**Required work**
For the data below, work out how many lines contain the word "Visual" and supply only that number.

**Provided records**
+--

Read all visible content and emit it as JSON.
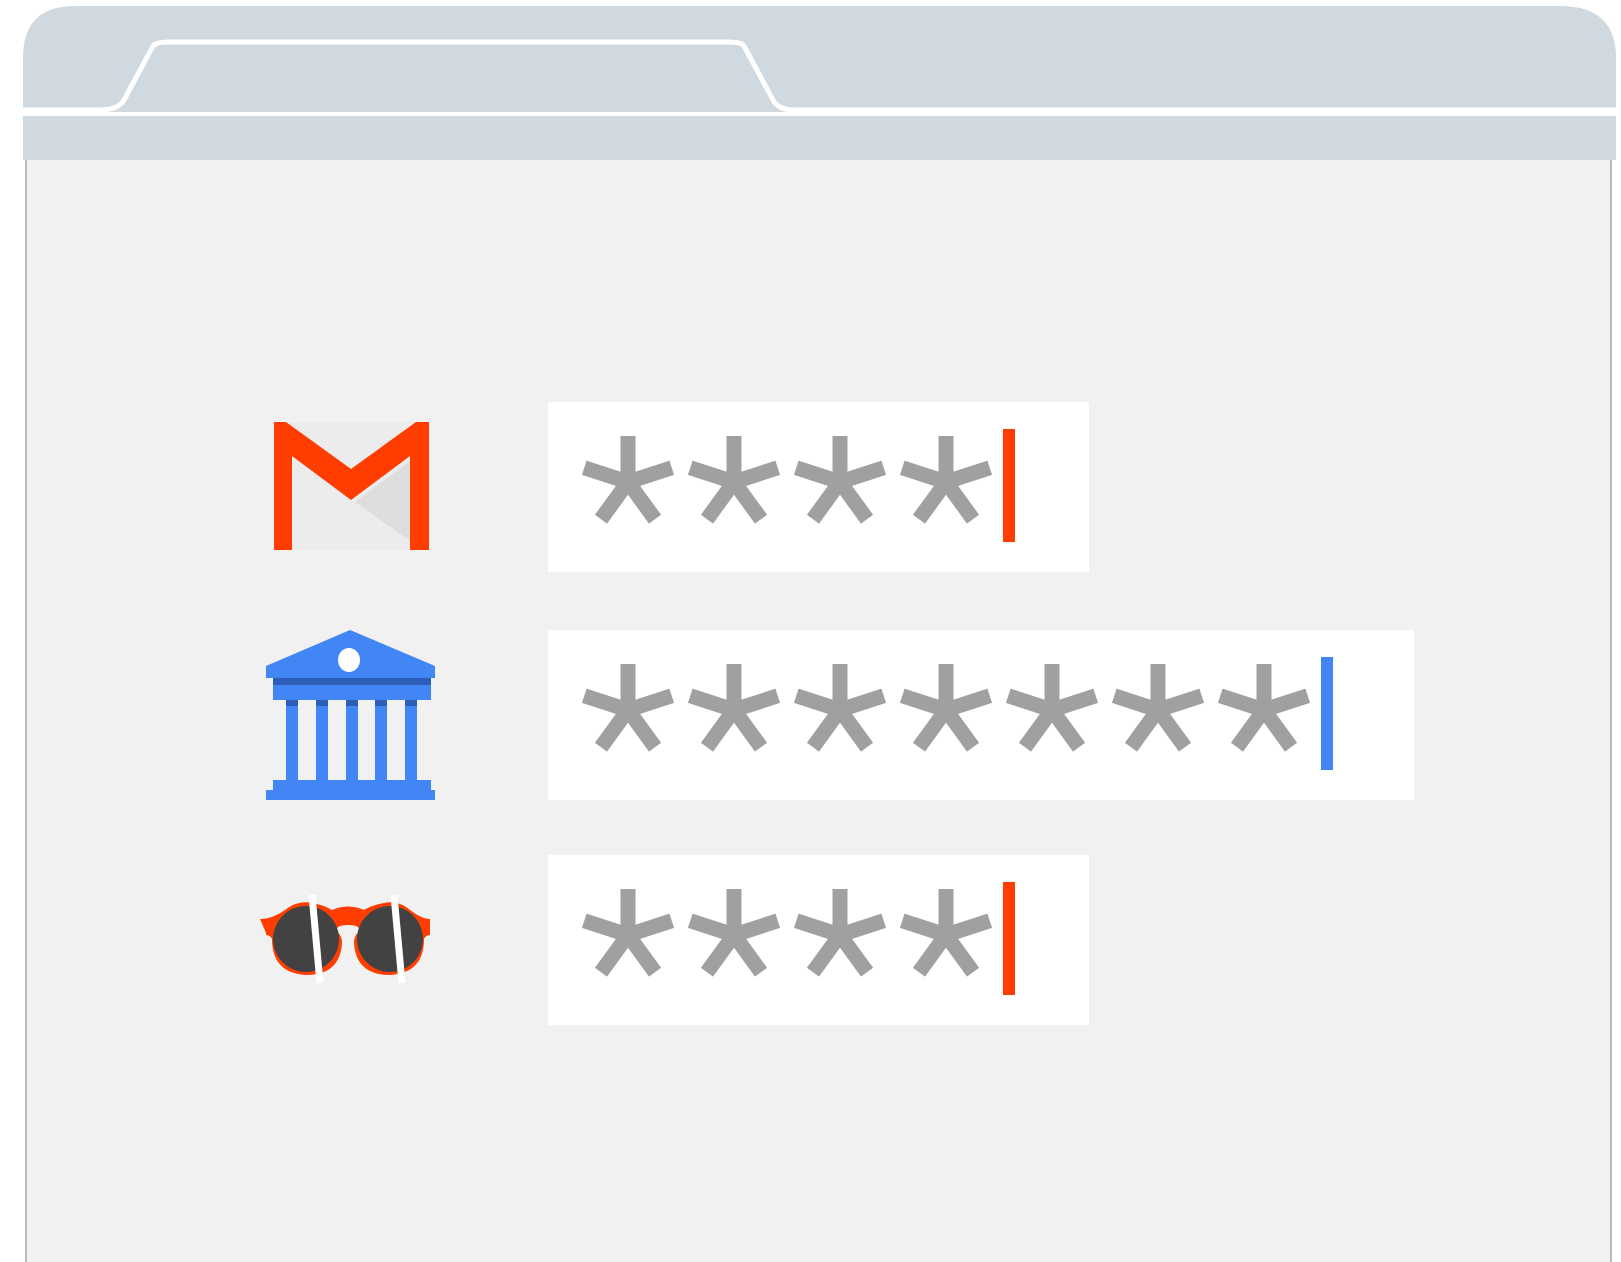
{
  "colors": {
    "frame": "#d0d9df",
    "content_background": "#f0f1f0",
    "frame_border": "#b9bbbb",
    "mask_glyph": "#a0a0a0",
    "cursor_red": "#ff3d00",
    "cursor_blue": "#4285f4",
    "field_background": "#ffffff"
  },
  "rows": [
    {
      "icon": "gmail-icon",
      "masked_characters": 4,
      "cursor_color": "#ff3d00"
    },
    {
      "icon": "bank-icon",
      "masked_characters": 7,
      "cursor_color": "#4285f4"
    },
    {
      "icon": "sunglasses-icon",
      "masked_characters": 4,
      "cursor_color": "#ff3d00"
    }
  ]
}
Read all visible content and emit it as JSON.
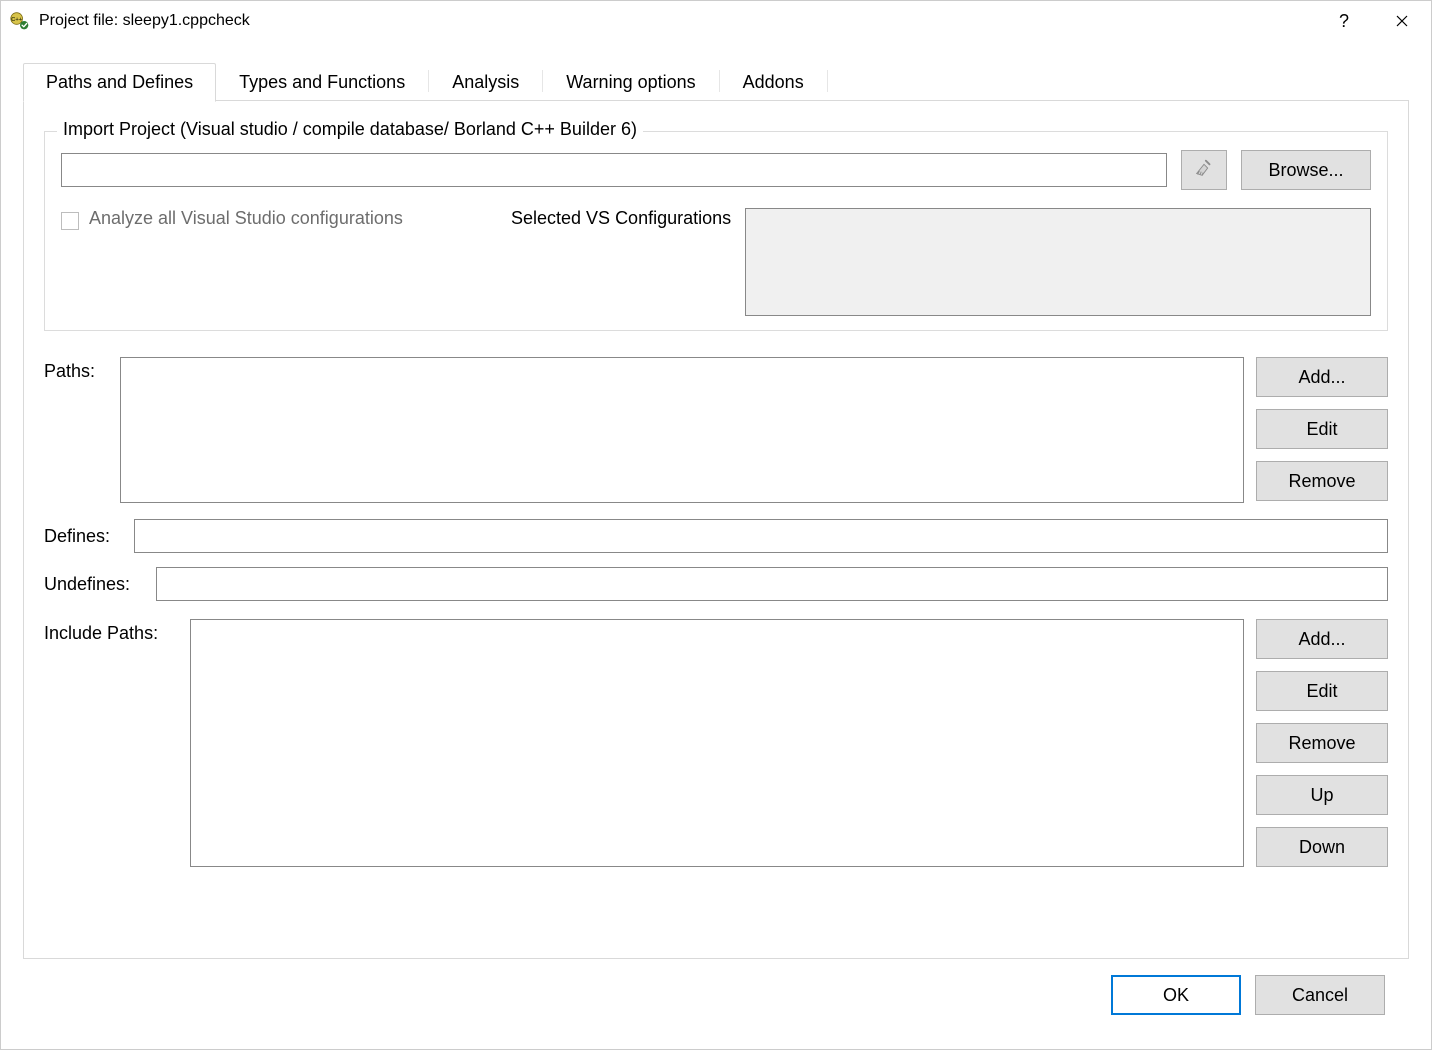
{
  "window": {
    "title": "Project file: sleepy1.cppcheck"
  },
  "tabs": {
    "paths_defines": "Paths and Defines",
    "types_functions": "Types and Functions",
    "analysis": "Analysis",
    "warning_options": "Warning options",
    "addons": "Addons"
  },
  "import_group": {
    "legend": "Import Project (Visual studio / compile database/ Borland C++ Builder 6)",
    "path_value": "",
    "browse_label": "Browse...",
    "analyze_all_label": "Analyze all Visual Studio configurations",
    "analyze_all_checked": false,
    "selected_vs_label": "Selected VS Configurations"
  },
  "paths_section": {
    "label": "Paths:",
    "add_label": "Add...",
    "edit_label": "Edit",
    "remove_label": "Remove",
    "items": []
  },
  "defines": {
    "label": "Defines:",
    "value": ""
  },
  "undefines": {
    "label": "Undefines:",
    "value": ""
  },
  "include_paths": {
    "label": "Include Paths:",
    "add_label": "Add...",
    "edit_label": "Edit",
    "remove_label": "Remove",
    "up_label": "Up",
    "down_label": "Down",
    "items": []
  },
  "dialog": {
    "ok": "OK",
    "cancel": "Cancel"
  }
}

+--

**Exercise response**
2